--- Material ---
§
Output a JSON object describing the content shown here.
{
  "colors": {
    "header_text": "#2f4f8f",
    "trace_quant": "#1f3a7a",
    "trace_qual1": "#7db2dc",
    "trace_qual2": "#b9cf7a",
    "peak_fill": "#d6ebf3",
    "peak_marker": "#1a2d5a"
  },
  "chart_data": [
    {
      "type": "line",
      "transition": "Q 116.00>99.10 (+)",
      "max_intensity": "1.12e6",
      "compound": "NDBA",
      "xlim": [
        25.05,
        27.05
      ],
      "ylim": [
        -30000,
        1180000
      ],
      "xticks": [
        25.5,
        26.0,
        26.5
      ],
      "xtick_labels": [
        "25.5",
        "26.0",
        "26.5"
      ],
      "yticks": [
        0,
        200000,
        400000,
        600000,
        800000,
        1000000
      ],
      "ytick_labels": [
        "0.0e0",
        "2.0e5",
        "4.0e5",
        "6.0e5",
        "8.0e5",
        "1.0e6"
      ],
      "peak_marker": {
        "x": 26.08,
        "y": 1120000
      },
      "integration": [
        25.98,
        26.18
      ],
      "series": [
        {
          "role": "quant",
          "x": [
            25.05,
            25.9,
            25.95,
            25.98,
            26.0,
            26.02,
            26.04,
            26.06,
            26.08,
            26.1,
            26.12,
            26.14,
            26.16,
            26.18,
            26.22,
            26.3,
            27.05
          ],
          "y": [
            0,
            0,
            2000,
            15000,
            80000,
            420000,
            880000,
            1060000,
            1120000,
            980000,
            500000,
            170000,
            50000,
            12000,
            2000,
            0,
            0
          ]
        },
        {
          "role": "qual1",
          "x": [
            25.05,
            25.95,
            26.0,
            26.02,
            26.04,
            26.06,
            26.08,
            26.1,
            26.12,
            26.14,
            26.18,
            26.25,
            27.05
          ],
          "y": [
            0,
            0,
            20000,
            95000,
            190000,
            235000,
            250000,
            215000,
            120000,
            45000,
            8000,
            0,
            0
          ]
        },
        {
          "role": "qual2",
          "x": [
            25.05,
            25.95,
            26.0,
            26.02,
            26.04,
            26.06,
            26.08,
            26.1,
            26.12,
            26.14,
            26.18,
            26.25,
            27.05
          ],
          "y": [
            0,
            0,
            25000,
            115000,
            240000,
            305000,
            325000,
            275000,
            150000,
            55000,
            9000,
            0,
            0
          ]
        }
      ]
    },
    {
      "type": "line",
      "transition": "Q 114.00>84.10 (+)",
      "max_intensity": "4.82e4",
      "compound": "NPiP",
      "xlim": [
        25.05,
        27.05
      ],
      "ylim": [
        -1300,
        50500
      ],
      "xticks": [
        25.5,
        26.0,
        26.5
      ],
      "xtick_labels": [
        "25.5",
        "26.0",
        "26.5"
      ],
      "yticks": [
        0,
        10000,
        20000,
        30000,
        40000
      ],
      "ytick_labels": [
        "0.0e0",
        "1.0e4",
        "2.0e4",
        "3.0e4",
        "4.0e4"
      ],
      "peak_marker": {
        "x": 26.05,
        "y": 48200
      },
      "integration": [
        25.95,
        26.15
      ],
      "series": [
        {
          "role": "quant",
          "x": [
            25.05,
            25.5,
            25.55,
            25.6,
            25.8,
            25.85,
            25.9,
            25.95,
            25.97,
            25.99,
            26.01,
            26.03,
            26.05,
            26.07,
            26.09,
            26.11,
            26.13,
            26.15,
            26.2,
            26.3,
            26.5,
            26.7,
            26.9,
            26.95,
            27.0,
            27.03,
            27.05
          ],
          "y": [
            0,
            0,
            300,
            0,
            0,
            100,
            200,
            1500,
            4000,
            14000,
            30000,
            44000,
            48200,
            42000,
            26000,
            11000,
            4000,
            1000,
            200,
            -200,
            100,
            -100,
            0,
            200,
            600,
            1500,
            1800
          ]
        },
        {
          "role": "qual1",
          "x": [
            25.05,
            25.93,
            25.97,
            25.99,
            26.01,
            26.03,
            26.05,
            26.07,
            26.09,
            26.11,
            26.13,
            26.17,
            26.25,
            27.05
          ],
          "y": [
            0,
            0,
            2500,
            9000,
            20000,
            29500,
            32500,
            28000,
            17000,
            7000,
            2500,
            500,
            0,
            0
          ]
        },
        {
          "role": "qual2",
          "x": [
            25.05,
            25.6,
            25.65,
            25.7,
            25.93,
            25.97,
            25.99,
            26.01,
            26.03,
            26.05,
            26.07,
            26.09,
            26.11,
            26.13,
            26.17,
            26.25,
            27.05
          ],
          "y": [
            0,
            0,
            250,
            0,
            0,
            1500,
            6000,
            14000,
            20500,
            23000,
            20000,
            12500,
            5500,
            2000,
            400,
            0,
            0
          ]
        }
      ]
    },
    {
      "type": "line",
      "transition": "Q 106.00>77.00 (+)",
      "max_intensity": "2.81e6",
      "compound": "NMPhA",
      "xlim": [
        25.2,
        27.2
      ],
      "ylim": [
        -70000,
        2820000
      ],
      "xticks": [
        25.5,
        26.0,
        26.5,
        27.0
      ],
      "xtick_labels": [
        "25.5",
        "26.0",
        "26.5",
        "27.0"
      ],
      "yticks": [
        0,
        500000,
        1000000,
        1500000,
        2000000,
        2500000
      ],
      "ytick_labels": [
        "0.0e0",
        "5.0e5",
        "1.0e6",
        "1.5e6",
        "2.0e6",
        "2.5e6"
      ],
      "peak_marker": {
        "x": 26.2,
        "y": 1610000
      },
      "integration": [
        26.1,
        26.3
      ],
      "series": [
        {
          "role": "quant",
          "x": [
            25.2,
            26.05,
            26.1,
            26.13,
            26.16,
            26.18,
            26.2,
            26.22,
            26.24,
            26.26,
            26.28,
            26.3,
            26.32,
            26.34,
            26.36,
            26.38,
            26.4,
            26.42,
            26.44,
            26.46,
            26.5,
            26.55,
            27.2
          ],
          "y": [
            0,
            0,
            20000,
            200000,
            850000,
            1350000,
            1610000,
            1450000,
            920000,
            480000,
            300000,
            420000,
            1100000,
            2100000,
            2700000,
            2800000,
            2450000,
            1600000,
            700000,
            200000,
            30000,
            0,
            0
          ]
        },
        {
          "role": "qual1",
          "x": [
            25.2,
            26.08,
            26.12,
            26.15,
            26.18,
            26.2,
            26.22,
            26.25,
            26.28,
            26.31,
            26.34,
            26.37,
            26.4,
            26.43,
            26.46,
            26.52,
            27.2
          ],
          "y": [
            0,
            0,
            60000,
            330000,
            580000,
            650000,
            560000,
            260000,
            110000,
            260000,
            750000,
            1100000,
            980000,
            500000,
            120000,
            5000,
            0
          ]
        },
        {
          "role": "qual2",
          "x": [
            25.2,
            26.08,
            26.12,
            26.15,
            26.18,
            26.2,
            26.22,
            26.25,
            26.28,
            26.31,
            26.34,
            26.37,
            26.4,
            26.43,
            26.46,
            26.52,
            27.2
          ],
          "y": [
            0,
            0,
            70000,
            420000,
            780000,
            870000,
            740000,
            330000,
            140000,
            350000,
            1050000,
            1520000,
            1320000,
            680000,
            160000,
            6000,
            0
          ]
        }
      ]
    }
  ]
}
§
Reproduce each entry exactly, leaving out nothing.

--- Response ---
Output a JSON object describing the content shown here.
{
  "colors": {
    "header_text": "#2f4f8f",
    "trace_quant": "#1f3a7a",
    "trace_qual1": "#7db2dc",
    "trace_qual2": "#b9cf7a",
    "peak_fill": "#d6ebf3",
    "peak_marker": "#1a2d5a"
  },
  "chart_data": [
    {
      "type": "line",
      "transition": "Q 116.00>99.10 (+)",
      "max_intensity": "1.12e6",
      "compound": "NDBA",
      "xlim": [
        25.05,
        27.05
      ],
      "ylim": [
        -30000,
        1180000
      ],
      "xticks": [
        25.5,
        26.0,
        26.5
      ],
      "xtick_labels": [
        "25.5",
        "26.0",
        "26.5"
      ],
      "yticks": [
        0,
        200000,
        400000,
        600000,
        800000,
        1000000
      ],
      "ytick_labels": [
        "0.0e0",
        "2.0e5",
        "4.0e5",
        "6.0e5",
        "8.0e5",
        "1.0e6"
      ],
      "peak_marker": {
        "x": 26.08,
        "y": 1120000
      },
      "integration": [
        25.98,
        26.18
      ],
      "series": [
        {
          "role": "quant",
          "x": [
            25.05,
            25.9,
            25.95,
            25.98,
            26.0,
            26.02,
            26.04,
            26.06,
            26.08,
            26.1,
            26.12,
            26.14,
            26.16,
            26.18,
            26.22,
            26.3,
            27.05
          ],
          "y": [
            0,
            0,
            2000,
            15000,
            80000,
            420000,
            880000,
            1060000,
            1120000,
            980000,
            500000,
            170000,
            50000,
            12000,
            2000,
            0,
            0
          ]
        },
        {
          "role": "qual1",
          "x": [
            25.05,
            25.95,
            26.0,
            26.02,
            26.04,
            26.06,
            26.08,
            26.1,
            26.12,
            26.14,
            26.18,
            26.25,
            27.05
          ],
          "y": [
            0,
            0,
            20000,
            95000,
            190000,
            235000,
            250000,
            215000,
            120000,
            45000,
            8000,
            0,
            0
          ]
        },
        {
          "role": "qual2",
          "x": [
            25.05,
            25.95,
            26.0,
            26.02,
            26.04,
            26.06,
            26.08,
            26.1,
            26.12,
            26.14,
            26.18,
            26.25,
            27.05
          ],
          "y": [
            0,
            0,
            25000,
            115000,
            240000,
            305000,
            325000,
            275000,
            150000,
            55000,
            9000,
            0,
            0
          ]
        }
      ]
    },
    {
      "type": "line",
      "transition": "Q 114.00>84.10 (+)",
      "max_intensity": "4.82e4",
      "compound": "NPiP",
      "xlim": [
        25.05,
        27.05
      ],
      "ylim": [
        -1300,
        50500
      ],
      "xticks": [
        25.5,
        26.0,
        26.5
      ],
      "xtick_labels": [
        "25.5",
        "26.0",
        "26.5"
      ],
      "yticks": [
        0,
        10000,
        20000,
        30000,
        40000
      ],
      "ytick_labels": [
        "0.0e0",
        "1.0e4",
        "2.0e4",
        "3.0e4",
        "4.0e4"
      ],
      "peak_marker": {
        "x": 26.05,
        "y": 48200
      },
      "integration": [
        25.95,
        26.15
      ],
      "series": [
        {
          "role": "quant",
          "x": [
            25.05,
            25.5,
            25.55,
            25.6,
            25.8,
            25.85,
            25.9,
            25.95,
            25.97,
            25.99,
            26.01,
            26.03,
            26.05,
            26.07,
            26.09,
            26.11,
            26.13,
            26.15,
            26.2,
            26.3,
            26.5,
            26.7,
            26.9,
            26.95,
            27.0,
            27.03,
            27.05
          ],
          "y": [
            0,
            0,
            300,
            0,
            0,
            100,
            200,
            1500,
            4000,
            14000,
            30000,
            44000,
            48200,
            42000,
            26000,
            11000,
            4000,
            1000,
            200,
            -200,
            100,
            -100,
            0,
            200,
            600,
            1500,
            1800
          ]
        },
        {
          "role": "qual1",
          "x": [
            25.05,
            25.93,
            25.97,
            25.99,
            26.01,
            26.03,
            26.05,
            26.07,
            26.09,
            26.11,
            26.13,
            26.17,
            26.25,
            27.05
          ],
          "y": [
            0,
            0,
            2500,
            9000,
            20000,
            29500,
            32500,
            28000,
            17000,
            7000,
            2500,
            500,
            0,
            0
          ]
        },
        {
          "role": "qual2",
          "x": [
            25.05,
            25.6,
            25.65,
            25.7,
            25.93,
            25.97,
            25.99,
            26.01,
            26.03,
            26.05,
            26.07,
            26.09,
            26.11,
            26.13,
            26.17,
            26.25,
            27.05
          ],
          "y": [
            0,
            0,
            250,
            0,
            0,
            1500,
            6000,
            14000,
            20500,
            23000,
            20000,
            12500,
            5500,
            2000,
            400,
            0,
            0
          ]
        }
      ]
    },
    {
      "type": "line",
      "transition": "Q 106.00>77.00 (+)",
      "max_intensity": "2.81e6",
      "compound": "NMPhA",
      "xlim": [
        25.2,
        27.2
      ],
      "ylim": [
        -70000,
        2820000
      ],
      "xticks": [
        25.5,
        26.0,
        26.5,
        27.0
      ],
      "xtick_labels": [
        "25.5",
        "26.0",
        "26.5",
        "27.0"
      ],
      "yticks": [
        0,
        500000,
        1000000,
        1500000,
        2000000,
        2500000
      ],
      "ytick_labels": [
        "0.0e0",
        "5.0e5",
        "1.0e6",
        "1.5e6",
        "2.0e6",
        "2.5e6"
      ],
      "peak_marker": {
        "x": 26.2,
        "y": 1610000
      },
      "integration": [
        26.1,
        26.3
      ],
      "series": [
        {
          "role": "quant",
          "x": [
            25.2,
            26.05,
            26.1,
            26.13,
            26.16,
            26.18,
            26.2,
            26.22,
            26.24,
            26.26,
            26.28,
            26.3,
            26.32,
            26.34,
            26.36,
            26.38,
            26.4,
            26.42,
            26.44,
            26.46,
            26.5,
            26.55,
            27.2
          ],
          "y": [
            0,
            0,
            20000,
            200000,
            850000,
            1350000,
            1610000,
            1450000,
            920000,
            480000,
            300000,
            420000,
            1100000,
            2100000,
            2700000,
            2800000,
            2450000,
            1600000,
            700000,
            200000,
            30000,
            0,
            0
          ]
        },
        {
          "role": "qual1",
          "x": [
            25.2,
            26.08,
            26.12,
            26.15,
            26.18,
            26.2,
            26.22,
            26.25,
            26.28,
            26.31,
            26.34,
            26.37,
            26.4,
            26.43,
            26.46,
            26.52,
            27.2
          ],
          "y": [
            0,
            0,
            60000,
            330000,
            580000,
            650000,
            560000,
            260000,
            110000,
            260000,
            750000,
            1100000,
            980000,
            500000,
            120000,
            5000,
            0
          ]
        },
        {
          "role": "qual2",
          "x": [
            25.2,
            26.08,
            26.12,
            26.15,
            26.18,
            26.2,
            26.22,
            26.25,
            26.28,
            26.31,
            26.34,
            26.37,
            26.4,
            26.43,
            26.46,
            26.52,
            27.2
          ],
          "y": [
            0,
            0,
            70000,
            420000,
            780000,
            870000,
            740000,
            330000,
            140000,
            350000,
            1050000,
            1520000,
            1320000,
            680000,
            160000,
            6000,
            0
          ]
        }
      ]
    }
  ]
}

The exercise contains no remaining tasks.